What to produce: Copy out lines with the word "element" from the material that follows.
═══ Records shown ═══
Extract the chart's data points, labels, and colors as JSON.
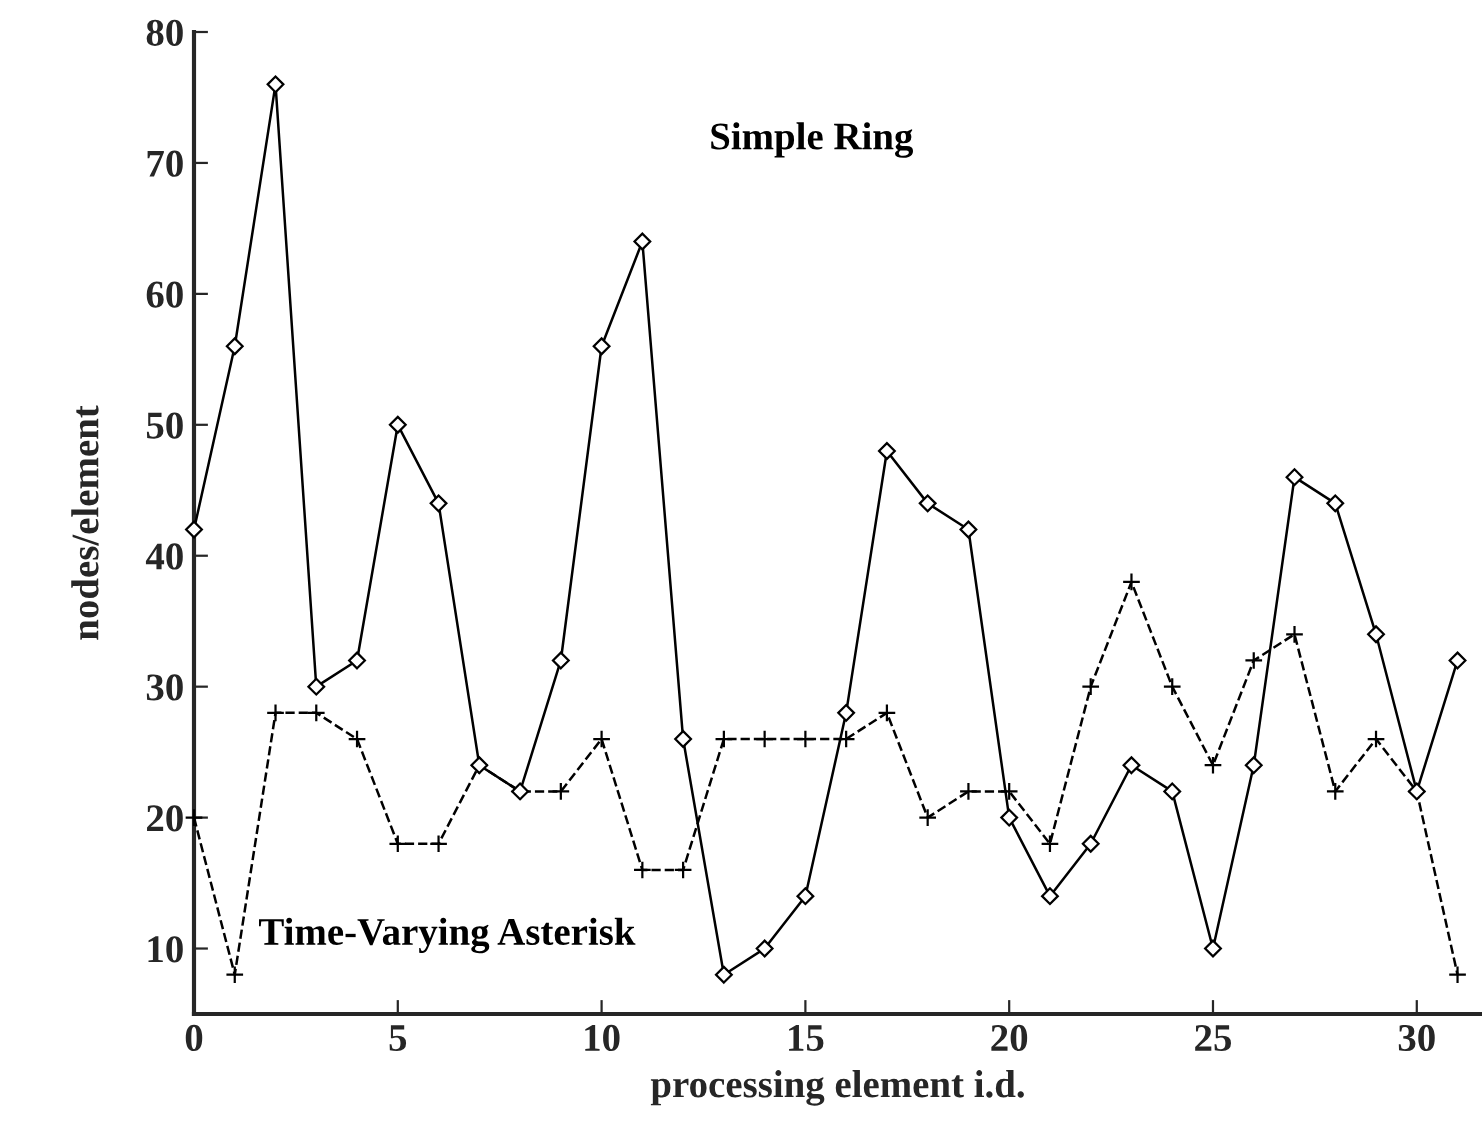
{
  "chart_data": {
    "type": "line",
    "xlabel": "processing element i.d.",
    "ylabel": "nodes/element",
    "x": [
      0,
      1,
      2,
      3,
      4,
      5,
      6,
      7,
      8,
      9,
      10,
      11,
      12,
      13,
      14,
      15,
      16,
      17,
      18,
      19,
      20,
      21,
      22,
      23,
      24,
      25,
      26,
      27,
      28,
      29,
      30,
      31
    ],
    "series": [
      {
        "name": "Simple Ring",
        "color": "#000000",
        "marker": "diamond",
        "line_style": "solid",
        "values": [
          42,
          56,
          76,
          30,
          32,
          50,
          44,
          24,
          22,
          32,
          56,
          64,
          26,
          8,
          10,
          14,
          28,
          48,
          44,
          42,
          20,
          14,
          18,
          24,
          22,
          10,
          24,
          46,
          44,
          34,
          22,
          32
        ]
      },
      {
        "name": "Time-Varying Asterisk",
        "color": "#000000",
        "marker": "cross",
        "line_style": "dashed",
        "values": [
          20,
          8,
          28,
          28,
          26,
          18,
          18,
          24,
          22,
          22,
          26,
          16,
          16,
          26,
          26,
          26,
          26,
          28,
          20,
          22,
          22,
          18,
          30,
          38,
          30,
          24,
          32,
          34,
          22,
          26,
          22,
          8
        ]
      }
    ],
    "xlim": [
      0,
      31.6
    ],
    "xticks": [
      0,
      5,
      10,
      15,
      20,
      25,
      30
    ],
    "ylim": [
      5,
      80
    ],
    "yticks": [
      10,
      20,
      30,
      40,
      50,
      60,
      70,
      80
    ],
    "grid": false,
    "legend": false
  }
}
═══
═══ Records shown ═══
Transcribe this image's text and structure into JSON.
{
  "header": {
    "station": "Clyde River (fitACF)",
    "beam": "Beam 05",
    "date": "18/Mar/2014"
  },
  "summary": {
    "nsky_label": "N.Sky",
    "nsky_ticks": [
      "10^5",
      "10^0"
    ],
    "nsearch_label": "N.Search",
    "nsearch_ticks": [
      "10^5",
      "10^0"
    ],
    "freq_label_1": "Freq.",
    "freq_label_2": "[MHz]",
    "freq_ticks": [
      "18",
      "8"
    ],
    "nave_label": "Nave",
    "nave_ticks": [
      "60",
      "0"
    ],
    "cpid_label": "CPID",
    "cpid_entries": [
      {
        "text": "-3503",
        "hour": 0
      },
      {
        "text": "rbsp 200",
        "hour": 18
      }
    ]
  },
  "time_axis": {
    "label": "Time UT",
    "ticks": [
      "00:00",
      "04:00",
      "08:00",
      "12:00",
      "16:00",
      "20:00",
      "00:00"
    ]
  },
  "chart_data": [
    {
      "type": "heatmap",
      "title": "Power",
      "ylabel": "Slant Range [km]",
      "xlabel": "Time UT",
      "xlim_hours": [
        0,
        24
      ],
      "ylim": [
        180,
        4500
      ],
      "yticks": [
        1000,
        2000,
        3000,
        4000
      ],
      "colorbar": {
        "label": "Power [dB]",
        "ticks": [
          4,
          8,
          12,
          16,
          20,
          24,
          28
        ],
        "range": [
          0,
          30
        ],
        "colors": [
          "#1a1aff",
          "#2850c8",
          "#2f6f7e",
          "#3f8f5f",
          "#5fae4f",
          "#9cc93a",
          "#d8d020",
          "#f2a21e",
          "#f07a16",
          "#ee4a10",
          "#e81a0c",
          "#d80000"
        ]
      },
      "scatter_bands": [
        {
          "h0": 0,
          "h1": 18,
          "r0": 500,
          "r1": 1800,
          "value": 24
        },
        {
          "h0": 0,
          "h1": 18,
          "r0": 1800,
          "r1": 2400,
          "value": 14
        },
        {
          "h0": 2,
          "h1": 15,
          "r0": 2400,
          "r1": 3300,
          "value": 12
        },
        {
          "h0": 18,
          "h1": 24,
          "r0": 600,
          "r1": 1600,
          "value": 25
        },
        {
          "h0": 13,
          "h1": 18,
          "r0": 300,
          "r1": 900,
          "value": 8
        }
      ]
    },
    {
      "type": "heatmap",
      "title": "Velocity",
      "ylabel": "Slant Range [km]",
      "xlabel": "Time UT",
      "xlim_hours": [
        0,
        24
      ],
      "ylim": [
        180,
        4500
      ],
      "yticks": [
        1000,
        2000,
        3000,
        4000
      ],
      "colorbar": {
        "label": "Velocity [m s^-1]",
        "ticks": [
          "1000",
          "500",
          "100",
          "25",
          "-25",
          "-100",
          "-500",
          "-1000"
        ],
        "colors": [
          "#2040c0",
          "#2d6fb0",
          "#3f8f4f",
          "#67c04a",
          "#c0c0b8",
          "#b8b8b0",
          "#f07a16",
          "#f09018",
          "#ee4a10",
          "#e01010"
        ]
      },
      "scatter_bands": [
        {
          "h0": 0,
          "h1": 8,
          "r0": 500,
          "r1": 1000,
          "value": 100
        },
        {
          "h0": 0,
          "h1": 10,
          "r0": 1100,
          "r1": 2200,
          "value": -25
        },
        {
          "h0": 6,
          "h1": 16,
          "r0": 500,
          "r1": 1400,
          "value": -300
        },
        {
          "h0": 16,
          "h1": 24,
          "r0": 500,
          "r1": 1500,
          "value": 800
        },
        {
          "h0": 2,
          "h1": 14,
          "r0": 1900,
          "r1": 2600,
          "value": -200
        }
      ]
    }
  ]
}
═══
Problem solution:
    "xlabel": "processing element i.d.",
    "ylabel": "nodes/element",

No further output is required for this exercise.